Overview

Geode provides comprehensive session management features for maintaining stateful connections to the database. Sessions enable parameter storage, transaction management, connection pooling, and timeout configuration.

What You’ll Learn

  • How to use session parameters (GRAPH, VALUE, BINDING TABLE)
  • Connection pooling configuration and best practices
  • Session lifecycle and timeout management
  • Session state persistence and restoration
  • Advanced session patterns for multi-tenant applications

Prerequisites

  • Geode installed (see Installation Guide )
  • Basic understanding of database sessions
  • Familiarity with GQL query syntax

Session Parameters

Session parameters allow you to store named values that persist across queries within a session. Geode supports three types of session parameters according to ISO/IEC 39075:2024.

1. Graph Parameters

Graph parameters store references to graphs for use in graph pattern queries.

Syntax:

SESSION SET GRAPH [$param_name] = <graph_expression> [IF NOT EXISTS]

Examples:

-- Set current graph as parameter
SESSION SET GRAPH $my_graph = CURRENT_GRAPH

-- Set specific graph
SESSION SET GRAPH $social = social_network

-- Conditional set (only if doesn't exist)
SESSION SET GRAPH IF NOT EXISTS $default_graph = main_graph

-- Reference graph parameter in queries (planned feature)
USE GRAPH $my_graph
MATCH (n:Person) RETURN n

Use Cases:

  • Multi-graph applications
  • Dynamic graph selection
  • Graph isolation for testing
  • Multi-tenant graph separation

2. Value Parameters

Value parameters store scalar values (integers, strings, booleans, etc.) for use in queries.

Syntax:

SESSION SET VALUE [$param_name] = <expression> [IF NOT EXISTS]

Examples:

-- Set integer value
SESSION SET VALUE $counter = 42

-- Set string value
SESSION SET VALUE $username = 'alice'

-- Set boolean value
SESSION SET VALUE $enabled = true

-- Set computed value
SESSION SET VALUE $max_age = 18 * 5  -- 90

-- Conditional set
SESSION SET VALUE IF NOT EXISTS $default_limit = 100

Using in Queries:

-- Set parameter
SESSION SET VALUE $min_age = 25

-- Use in query
MATCH (p:Person)

■ ■ ■ ■

What to do — Please name the standard that the Geode session page says its three types of session parameters follow. The listing has no connection to the Geode session page.

■ ■ ■ ■

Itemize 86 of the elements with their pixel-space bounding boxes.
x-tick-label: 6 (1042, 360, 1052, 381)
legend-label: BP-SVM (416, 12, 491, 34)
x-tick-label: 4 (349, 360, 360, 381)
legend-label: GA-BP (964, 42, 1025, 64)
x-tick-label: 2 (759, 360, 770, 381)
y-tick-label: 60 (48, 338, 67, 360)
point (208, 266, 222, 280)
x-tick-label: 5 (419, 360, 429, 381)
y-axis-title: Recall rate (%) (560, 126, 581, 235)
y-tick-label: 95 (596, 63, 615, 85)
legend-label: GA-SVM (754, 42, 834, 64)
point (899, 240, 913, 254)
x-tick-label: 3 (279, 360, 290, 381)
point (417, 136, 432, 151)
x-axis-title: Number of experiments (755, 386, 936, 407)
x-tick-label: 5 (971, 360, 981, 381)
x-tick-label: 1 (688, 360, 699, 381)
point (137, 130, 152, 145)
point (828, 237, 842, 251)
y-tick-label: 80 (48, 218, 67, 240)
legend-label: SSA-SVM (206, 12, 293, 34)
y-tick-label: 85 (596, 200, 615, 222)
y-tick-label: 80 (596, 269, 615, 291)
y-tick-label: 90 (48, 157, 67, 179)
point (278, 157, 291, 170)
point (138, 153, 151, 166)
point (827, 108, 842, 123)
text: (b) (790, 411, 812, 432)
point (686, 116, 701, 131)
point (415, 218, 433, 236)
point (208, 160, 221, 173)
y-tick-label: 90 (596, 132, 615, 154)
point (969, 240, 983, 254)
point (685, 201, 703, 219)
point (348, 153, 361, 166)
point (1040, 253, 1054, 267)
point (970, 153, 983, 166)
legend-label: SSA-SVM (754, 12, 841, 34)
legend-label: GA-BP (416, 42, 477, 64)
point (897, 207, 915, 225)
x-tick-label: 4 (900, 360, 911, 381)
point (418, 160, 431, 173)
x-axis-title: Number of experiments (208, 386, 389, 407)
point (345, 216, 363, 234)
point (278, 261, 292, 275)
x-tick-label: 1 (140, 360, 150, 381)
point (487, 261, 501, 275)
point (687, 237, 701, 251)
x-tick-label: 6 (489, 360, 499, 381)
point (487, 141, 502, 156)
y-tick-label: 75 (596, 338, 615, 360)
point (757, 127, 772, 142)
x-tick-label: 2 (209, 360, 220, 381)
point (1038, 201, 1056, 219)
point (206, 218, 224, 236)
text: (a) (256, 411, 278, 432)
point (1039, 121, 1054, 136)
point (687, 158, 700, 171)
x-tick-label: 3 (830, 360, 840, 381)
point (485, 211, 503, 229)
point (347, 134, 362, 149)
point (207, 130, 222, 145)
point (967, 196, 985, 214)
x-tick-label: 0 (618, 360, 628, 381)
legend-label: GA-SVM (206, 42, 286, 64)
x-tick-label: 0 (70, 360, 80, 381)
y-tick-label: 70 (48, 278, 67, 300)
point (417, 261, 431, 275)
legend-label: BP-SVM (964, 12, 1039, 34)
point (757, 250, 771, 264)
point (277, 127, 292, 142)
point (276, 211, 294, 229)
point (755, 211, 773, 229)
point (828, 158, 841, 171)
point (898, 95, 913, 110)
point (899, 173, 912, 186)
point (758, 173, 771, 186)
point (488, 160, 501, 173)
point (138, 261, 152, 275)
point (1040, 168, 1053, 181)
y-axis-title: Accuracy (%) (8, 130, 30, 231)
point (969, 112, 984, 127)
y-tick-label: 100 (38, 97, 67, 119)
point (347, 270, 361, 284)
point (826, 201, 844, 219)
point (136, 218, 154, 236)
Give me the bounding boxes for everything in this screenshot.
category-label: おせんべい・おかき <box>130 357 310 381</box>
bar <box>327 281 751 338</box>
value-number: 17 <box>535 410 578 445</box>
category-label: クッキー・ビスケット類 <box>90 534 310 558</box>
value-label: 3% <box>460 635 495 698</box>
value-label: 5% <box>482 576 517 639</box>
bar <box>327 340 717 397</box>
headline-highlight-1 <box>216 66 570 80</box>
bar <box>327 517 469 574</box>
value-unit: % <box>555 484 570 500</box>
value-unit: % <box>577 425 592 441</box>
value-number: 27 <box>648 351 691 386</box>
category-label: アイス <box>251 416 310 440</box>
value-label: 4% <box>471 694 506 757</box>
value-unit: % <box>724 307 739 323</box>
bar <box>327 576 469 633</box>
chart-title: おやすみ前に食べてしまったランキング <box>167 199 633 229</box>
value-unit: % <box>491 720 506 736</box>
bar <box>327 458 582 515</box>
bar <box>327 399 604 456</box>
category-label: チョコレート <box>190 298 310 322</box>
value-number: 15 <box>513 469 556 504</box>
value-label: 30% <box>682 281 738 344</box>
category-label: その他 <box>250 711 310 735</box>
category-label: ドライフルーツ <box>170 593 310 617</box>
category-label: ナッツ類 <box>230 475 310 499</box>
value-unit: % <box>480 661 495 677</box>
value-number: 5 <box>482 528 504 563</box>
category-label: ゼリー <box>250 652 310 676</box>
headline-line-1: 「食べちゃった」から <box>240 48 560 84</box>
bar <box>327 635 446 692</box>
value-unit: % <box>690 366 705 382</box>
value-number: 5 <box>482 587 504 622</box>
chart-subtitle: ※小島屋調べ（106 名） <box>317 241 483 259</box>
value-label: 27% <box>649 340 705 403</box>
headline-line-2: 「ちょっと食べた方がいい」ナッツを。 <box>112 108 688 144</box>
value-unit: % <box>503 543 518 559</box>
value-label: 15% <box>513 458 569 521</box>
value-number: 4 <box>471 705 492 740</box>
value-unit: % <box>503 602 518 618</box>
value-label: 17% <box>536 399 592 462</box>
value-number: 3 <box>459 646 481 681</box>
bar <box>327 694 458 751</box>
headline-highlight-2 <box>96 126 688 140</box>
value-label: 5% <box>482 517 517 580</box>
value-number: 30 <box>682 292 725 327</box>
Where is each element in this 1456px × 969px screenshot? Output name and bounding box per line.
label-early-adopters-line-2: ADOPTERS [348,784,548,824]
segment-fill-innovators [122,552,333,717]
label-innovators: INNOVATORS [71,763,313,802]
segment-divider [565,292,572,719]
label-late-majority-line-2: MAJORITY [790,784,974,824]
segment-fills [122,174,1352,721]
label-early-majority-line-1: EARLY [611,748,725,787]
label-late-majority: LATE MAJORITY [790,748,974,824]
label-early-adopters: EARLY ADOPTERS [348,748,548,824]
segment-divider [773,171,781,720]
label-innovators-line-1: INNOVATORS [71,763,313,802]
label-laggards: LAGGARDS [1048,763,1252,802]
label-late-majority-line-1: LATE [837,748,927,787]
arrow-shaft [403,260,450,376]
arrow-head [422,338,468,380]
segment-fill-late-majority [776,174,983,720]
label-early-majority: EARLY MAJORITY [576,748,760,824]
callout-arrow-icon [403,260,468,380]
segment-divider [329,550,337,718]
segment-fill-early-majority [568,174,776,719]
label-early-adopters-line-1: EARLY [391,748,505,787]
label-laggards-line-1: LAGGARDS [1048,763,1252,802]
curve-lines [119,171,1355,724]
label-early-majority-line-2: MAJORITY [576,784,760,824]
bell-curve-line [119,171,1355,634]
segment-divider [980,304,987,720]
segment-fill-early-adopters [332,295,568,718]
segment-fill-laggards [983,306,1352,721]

■ ■ ■ ■

Output — ISO/IEC 39075:2024